- Exercise requirements
Everything from the line that contains "Read this page and output its text content." through the final line of the records should be written out exactly, and nothing outside that span.

- Recorded data
--------
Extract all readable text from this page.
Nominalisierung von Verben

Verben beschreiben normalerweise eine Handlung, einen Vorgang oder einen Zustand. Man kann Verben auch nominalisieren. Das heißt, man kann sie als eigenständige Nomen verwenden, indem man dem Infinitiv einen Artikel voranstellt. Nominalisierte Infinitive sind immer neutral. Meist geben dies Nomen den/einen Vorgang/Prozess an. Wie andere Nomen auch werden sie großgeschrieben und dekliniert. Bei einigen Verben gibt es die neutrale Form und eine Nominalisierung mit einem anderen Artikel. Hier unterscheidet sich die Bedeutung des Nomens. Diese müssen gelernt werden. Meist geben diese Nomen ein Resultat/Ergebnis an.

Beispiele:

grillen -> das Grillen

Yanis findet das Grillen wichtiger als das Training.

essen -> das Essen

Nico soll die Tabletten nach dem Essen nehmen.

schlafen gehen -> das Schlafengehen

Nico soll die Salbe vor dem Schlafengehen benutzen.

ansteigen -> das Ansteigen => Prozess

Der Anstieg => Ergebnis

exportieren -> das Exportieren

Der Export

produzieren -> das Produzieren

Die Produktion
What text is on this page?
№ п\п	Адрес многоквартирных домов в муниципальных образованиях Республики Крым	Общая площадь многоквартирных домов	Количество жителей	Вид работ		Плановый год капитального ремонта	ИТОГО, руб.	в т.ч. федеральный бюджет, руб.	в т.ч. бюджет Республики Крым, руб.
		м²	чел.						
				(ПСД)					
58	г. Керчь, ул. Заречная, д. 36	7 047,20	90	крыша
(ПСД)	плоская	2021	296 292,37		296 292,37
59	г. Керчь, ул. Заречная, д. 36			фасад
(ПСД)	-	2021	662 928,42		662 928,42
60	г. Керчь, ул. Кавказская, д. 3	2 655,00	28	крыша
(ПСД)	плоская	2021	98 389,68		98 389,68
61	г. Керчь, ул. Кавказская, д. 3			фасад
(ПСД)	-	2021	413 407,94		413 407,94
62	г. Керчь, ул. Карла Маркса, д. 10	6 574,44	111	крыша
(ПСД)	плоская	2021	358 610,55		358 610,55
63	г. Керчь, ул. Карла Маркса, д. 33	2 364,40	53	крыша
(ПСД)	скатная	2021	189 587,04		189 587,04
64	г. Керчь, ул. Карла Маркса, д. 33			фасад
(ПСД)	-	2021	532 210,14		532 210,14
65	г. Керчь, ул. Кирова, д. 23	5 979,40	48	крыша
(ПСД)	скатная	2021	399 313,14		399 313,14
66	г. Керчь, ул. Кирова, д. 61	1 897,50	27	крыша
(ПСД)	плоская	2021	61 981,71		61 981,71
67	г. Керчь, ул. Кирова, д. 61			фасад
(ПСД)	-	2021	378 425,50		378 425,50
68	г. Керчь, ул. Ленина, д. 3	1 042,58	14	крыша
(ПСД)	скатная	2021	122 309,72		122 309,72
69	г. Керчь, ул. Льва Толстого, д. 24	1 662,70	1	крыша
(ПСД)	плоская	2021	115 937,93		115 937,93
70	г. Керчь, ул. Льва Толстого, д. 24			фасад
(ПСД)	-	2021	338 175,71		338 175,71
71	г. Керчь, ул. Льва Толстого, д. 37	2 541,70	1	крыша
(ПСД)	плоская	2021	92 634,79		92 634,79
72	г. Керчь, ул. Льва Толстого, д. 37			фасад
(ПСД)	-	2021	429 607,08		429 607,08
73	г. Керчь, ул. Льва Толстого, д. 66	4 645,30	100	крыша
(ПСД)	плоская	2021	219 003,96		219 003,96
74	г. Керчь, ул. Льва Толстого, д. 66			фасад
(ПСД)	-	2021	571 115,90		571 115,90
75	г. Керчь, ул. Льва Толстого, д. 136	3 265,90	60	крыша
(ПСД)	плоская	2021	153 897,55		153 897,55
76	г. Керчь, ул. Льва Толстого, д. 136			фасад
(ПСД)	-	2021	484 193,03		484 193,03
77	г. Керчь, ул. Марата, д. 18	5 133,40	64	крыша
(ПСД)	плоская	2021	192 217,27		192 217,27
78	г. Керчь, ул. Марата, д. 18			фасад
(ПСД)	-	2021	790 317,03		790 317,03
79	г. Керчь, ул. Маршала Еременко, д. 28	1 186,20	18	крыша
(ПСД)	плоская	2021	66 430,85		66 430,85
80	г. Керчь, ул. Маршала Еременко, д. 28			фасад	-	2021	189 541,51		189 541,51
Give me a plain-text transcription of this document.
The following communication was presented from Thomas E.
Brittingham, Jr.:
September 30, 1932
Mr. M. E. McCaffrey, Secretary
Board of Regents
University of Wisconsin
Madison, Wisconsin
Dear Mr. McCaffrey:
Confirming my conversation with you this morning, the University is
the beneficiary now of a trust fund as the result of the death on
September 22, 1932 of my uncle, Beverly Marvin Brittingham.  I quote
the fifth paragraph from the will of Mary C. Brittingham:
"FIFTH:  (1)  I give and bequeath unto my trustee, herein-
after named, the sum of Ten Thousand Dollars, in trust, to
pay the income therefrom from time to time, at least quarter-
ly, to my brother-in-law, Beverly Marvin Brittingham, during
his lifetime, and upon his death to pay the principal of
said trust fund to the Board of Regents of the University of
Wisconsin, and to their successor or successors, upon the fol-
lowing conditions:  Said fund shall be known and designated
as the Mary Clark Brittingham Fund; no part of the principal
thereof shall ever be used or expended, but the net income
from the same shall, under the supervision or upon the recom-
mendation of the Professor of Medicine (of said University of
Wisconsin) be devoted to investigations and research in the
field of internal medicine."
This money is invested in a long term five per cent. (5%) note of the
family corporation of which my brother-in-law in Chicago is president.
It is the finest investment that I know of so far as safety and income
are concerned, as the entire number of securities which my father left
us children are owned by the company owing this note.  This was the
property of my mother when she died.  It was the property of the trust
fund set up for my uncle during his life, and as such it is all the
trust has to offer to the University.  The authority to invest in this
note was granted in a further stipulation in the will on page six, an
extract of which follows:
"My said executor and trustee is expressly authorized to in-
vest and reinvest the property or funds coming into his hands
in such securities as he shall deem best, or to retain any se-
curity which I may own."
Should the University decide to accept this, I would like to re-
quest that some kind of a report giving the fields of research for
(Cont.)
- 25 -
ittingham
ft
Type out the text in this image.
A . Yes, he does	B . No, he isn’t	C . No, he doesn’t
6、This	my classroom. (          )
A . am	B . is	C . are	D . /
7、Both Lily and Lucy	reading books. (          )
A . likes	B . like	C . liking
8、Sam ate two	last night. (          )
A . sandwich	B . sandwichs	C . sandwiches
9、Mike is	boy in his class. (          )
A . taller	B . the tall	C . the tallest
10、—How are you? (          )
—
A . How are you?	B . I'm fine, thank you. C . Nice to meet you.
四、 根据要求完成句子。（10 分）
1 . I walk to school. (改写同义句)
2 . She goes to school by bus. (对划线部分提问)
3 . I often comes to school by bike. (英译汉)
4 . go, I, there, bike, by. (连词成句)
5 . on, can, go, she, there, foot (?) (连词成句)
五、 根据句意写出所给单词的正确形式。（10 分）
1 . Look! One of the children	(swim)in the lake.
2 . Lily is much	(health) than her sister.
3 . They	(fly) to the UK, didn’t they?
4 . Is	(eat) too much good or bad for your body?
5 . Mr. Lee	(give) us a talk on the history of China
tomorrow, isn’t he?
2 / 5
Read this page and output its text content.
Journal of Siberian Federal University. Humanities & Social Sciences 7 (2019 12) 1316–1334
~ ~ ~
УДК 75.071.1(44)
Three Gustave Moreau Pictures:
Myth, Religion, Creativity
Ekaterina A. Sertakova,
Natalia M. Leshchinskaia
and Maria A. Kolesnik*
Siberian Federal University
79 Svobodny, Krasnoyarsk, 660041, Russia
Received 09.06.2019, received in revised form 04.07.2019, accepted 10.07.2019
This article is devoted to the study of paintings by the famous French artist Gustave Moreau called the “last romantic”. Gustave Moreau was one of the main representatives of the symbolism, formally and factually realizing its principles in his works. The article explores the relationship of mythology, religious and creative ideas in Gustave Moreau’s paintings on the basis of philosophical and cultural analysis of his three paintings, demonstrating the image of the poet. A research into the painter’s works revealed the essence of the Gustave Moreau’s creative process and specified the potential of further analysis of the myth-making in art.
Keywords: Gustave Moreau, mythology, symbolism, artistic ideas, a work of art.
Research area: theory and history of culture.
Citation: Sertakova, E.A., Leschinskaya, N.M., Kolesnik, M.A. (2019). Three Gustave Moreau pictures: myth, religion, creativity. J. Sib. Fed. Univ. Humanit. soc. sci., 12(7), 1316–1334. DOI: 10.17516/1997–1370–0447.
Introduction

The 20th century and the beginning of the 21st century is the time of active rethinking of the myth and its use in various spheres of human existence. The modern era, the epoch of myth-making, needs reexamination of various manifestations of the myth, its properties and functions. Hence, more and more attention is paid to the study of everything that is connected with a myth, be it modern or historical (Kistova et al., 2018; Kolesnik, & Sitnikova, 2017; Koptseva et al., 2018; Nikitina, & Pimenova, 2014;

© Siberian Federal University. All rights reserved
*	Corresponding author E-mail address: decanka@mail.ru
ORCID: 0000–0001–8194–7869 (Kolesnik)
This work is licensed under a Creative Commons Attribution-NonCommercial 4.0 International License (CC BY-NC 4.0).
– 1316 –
--------
- In response
Read this page and output its text content.
Journal of Siberian Federal University. Humanities & Social Sciences 7 (2019 12) 1316–1334
~ ~ ~
УДК 75.071.1(44)
Three Gustave Moreau Pictures:
Myth, Religion, Creativity
Ekaterina A. Sertakova,
Natalia M. Leshchinskaia
and Maria A. Kolesnik*
Siberian Federal University
79 Svobodny, Krasnoyarsk, 660041, Russia
Received 09.06.2019, received in revised form 04.07.2019, accepted 10.07.2019
This article is devoted to the study of paintings by the famous French artist Gustave Moreau called the “last romantic”. Gustave Moreau was one of the main representatives of the symbolism, formally and factually realizing its principles in his works. The article explores the relationship of mythology, religious and creative ideas in Gustave Moreau’s paintings on the basis of philosophical and cultural analysis of his three paintings, demonstrating the image of the poet. A research into the painter’s works revealed the essence of the Gustave Moreau’s creative process and specified the potential of further analysis of the myth-making in art.
Keywords: Gustave Moreau, mythology, symbolism, artistic ideas, a work of art.
Research area: theory and history of culture.
Citation: Sertakova, E.A., Leschinskaya, N.M., Kolesnik, M.A. (2019). Three Gustave Moreau pictures: myth, religion, creativity. J. Sib. Fed. Univ. Humanit. soc. sci., 12(7), 1316–1334. DOI: 10.17516/1997–1370–0447.
Introduction

The 20th century and the beginning of the 21st century is the time of active rethinking of the myth and its use in various spheres of human existence. The modern era, the epoch of myth-making, needs reexamination of various manifestations of the myth, its properties and functions. Hence, more and more attention is paid to the study of everything that is connected with a myth, be it modern or historical (Kistova et al., 2018; Kolesnik, & Sitnikova, 2017; Koptseva et al., 2018; Nikitina, & Pimenova, 2014;

© Siberian Federal University. All rights reserved
*	Corresponding author E-mail address: decanka@mail.ru
ORCID: 0000–0001–8194–7869 (Kolesnik)
This work is licensed under a Creative Commons Attribution-NonCommercial 4.0 International License (CC BY-NC 4.0).
– 1316 –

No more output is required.